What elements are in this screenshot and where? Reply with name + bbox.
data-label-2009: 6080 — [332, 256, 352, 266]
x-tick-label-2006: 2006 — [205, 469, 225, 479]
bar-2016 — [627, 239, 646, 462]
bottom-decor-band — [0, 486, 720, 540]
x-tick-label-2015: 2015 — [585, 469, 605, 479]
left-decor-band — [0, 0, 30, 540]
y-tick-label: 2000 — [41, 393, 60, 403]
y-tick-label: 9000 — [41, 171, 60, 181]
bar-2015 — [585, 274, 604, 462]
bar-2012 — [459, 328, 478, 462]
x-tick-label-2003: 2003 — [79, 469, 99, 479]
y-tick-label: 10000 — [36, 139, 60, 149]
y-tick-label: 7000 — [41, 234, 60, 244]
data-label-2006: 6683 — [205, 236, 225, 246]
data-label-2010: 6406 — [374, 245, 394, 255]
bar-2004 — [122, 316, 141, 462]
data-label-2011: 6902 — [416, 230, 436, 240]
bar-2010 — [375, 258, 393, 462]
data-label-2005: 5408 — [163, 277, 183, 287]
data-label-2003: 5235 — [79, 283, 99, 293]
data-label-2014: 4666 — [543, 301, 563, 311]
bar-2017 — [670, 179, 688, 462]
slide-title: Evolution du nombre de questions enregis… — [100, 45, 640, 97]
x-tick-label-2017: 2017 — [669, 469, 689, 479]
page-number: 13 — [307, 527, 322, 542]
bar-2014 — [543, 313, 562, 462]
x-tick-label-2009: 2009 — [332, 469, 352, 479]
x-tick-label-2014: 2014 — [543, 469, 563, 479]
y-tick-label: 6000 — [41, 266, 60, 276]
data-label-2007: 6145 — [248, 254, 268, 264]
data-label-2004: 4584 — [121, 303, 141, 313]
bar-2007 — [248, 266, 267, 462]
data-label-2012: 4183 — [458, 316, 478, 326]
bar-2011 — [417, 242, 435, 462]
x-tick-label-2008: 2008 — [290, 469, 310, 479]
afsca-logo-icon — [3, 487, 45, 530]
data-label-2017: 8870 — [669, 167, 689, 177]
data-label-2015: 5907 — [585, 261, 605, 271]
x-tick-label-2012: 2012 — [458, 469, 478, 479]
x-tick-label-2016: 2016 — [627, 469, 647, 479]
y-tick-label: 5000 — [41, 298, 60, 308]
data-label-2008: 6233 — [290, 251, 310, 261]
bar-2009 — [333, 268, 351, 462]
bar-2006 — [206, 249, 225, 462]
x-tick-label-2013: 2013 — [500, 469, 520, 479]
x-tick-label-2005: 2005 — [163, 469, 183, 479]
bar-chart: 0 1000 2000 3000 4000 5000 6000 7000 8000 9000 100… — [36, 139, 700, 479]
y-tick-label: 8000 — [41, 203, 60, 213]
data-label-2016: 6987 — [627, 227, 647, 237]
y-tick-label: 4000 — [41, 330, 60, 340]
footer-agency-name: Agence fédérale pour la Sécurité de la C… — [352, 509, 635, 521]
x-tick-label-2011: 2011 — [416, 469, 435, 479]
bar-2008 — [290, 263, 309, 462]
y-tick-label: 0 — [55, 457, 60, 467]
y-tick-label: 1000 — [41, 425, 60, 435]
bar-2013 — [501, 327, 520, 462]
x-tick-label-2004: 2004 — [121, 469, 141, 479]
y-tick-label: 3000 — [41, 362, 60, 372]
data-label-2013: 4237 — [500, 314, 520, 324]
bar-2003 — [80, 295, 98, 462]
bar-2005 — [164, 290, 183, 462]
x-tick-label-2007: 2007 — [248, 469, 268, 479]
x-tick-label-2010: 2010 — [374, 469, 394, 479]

--------------------

Copy the items word for word, starting at the very first line and ending at the line that contains "x-tick-label-2017: 2017 —". Include both of those lines.

What elements are in this screenshot and where? Reply with name + bbox.
data-label-2009: 6080 — [332, 256, 352, 266]
x-tick-label-2006: 2006 — [205, 469, 225, 479]
bar-2016 — [627, 239, 646, 462]
bottom-decor-band — [0, 486, 720, 540]
x-tick-label-2015: 2015 — [585, 469, 605, 479]
left-decor-band — [0, 0, 30, 540]
y-tick-label: 2000 — [41, 393, 60, 403]
y-tick-label: 9000 — [41, 171, 60, 181]
bar-2015 — [585, 274, 604, 462]
bar-2012 — [459, 328, 478, 462]
x-tick-label-2003: 2003 — [79, 469, 99, 479]
y-tick-label: 10000 — [36, 139, 60, 149]
y-tick-label: 7000 — [41, 234, 60, 244]
data-label-2006: 6683 — [205, 236, 225, 246]
data-label-2010: 6406 — [374, 245, 394, 255]
bar-2004 — [122, 316, 141, 462]
data-label-2011: 6902 — [416, 230, 436, 240]
bar-2010 — [375, 258, 393, 462]
data-label-2005: 5408 — [163, 277, 183, 287]
data-label-2003: 5235 — [79, 283, 99, 293]
data-label-2014: 4666 — [543, 301, 563, 311]
bar-2017 — [670, 179, 688, 462]
slide-title: Evolution du nombre de questions enregis… — [100, 45, 640, 97]
x-tick-label-2017: 2017 — [669, 469, 689, 479]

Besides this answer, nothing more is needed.